> DO THIS: Reproduce every line of the data below verbatim, leaving out the pictures.

Extracted data entries:
╭──

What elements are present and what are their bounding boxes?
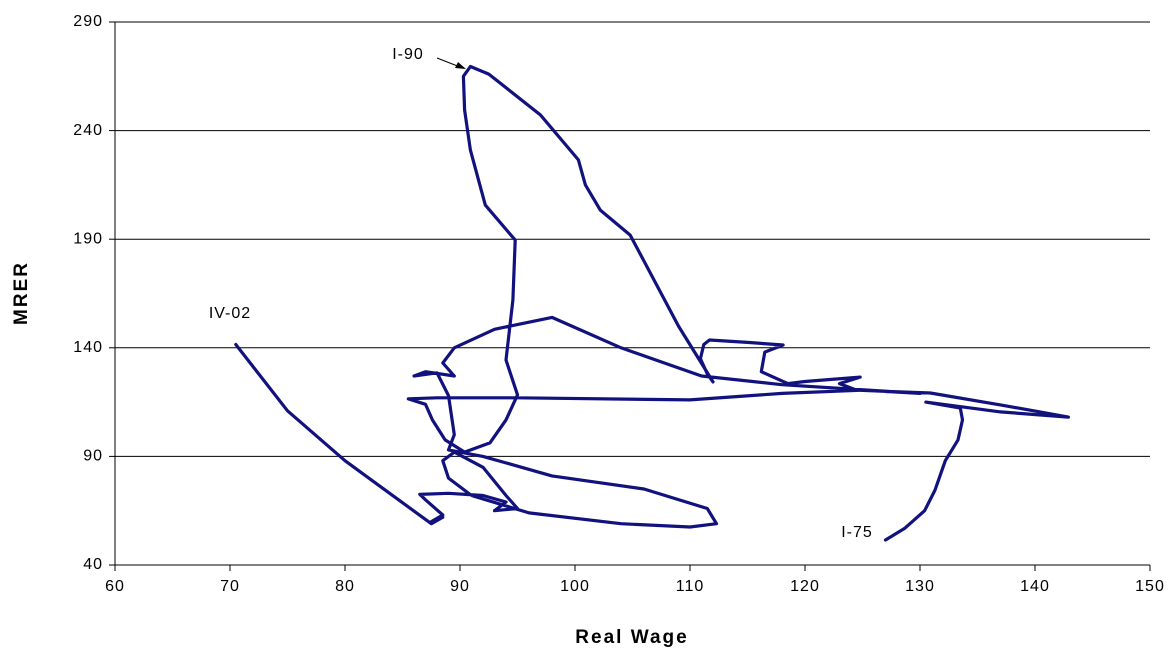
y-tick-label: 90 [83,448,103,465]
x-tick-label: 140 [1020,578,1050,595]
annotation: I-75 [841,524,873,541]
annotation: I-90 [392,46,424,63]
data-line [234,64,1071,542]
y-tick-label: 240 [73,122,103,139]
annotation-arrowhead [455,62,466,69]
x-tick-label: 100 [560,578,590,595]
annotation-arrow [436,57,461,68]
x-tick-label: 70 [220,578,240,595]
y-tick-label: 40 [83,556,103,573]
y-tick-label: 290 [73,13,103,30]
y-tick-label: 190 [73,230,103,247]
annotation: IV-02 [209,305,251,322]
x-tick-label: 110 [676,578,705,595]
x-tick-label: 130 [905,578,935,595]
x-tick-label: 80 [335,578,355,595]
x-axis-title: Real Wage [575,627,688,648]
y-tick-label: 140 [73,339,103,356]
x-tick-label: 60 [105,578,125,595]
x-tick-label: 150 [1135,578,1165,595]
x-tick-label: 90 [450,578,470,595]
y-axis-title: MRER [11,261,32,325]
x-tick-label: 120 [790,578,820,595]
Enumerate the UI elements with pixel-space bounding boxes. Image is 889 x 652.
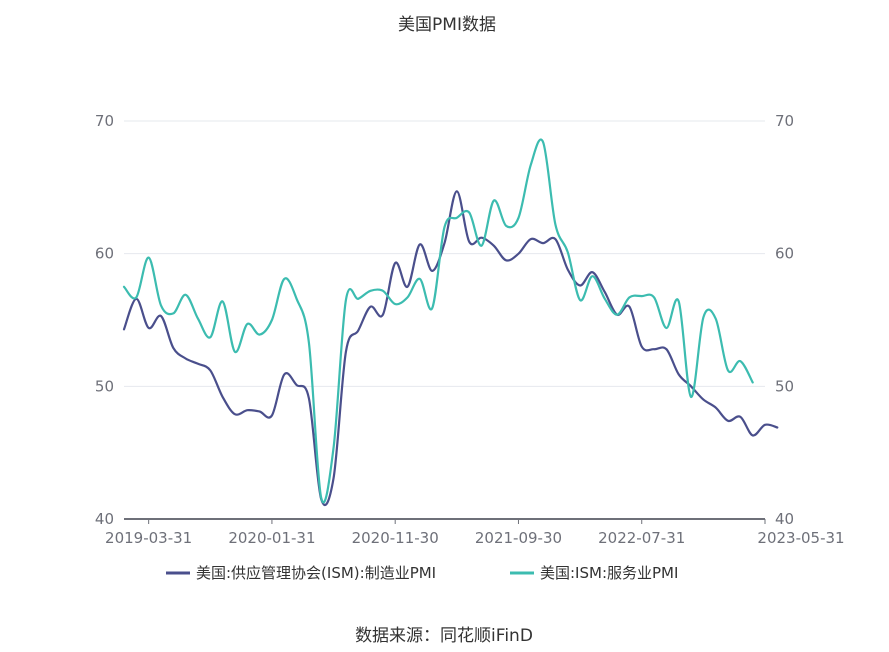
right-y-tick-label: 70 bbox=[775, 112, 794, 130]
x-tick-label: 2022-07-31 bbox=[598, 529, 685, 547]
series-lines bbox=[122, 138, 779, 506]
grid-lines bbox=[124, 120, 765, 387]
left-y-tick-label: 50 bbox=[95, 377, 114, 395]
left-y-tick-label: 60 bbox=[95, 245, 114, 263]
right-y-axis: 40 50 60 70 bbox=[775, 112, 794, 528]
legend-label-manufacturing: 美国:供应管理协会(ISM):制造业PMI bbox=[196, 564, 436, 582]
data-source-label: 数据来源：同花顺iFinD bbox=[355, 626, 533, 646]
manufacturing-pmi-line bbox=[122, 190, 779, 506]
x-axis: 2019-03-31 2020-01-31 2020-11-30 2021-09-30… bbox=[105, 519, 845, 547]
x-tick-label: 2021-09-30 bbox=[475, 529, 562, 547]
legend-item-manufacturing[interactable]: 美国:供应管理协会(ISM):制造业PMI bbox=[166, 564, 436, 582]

╰──

> TASK SOLUTION:
What elements are present and what are their bounding boxes?
y-tick-label: 90 [83,448,103,465]
x-tick-label: 140 [1020,578,1050,595]
annotation: I-75 [841,524,873,541]
annotation: I-90 [392,46,424,63]
data-line [234,64,1071,542]
y-tick-label: 240 [73,122,103,139]
annotation-arrowhead [455,62,466,69]
x-tick-label: 100 [560,578,590,595]
annotation-arrow [436,57,461,68]
x-tick-label: 70 [220,578,240,595]
y-tick-label: 40 [83,556,103,573]
y-tick-label: 290 [73,13,103,30]
y-tick-label: 190 [73,230,103,247]
annotation: IV-02 [209,305,251,322]
x-tick-label: 110 [676,578,705,595]
x-tick-label: 130 [905,578,935,595]
x-tick-label: 80 [335,578,355,595]
x-axis-title: Real Wage [575,627,688,648]
y-tick-label: 140 [73,339,103,356]
x-tick-label: 60 [105,578,125,595]
x-tick-label: 150 [1135,578,1165,595]
x-tick-label: 90 [450,578,470,595]
y-axis-title: MRER [11,261,32,325]
x-tick-label: 120 [790,578,820,595]
Enumerate the UI elements with pixel-space bounding boxes. Image is 889 x 652.
right-y-tick-label: 70 bbox=[775, 112, 794, 130]
x-tick-label: 2022-07-31 bbox=[598, 529, 685, 547]
series-lines bbox=[122, 138, 779, 506]
grid-lines bbox=[124, 120, 765, 387]
left-y-tick-label: 50 bbox=[95, 377, 114, 395]
left-y-tick-label: 60 bbox=[95, 245, 114, 263]
right-y-axis: 40 50 60 70 bbox=[775, 112, 794, 528]
legend-label-manufacturing: 美国:供应管理协会(ISM):制造业PMI bbox=[196, 564, 436, 582]
data-source-label: 数据来源：同花顺iFinD bbox=[355, 626, 533, 646]
manufacturing-pmi-line bbox=[122, 190, 779, 506]
x-axis: 2019-03-31 2020-01-31 2020-11-30 2021-09-30… bbox=[105, 519, 845, 547]
x-tick-label: 2021-09-30 bbox=[475, 529, 562, 547]
legend-item-manufacturing[interactable]: 美国:供应管理协会(ISM):制造业PMI bbox=[166, 564, 436, 582]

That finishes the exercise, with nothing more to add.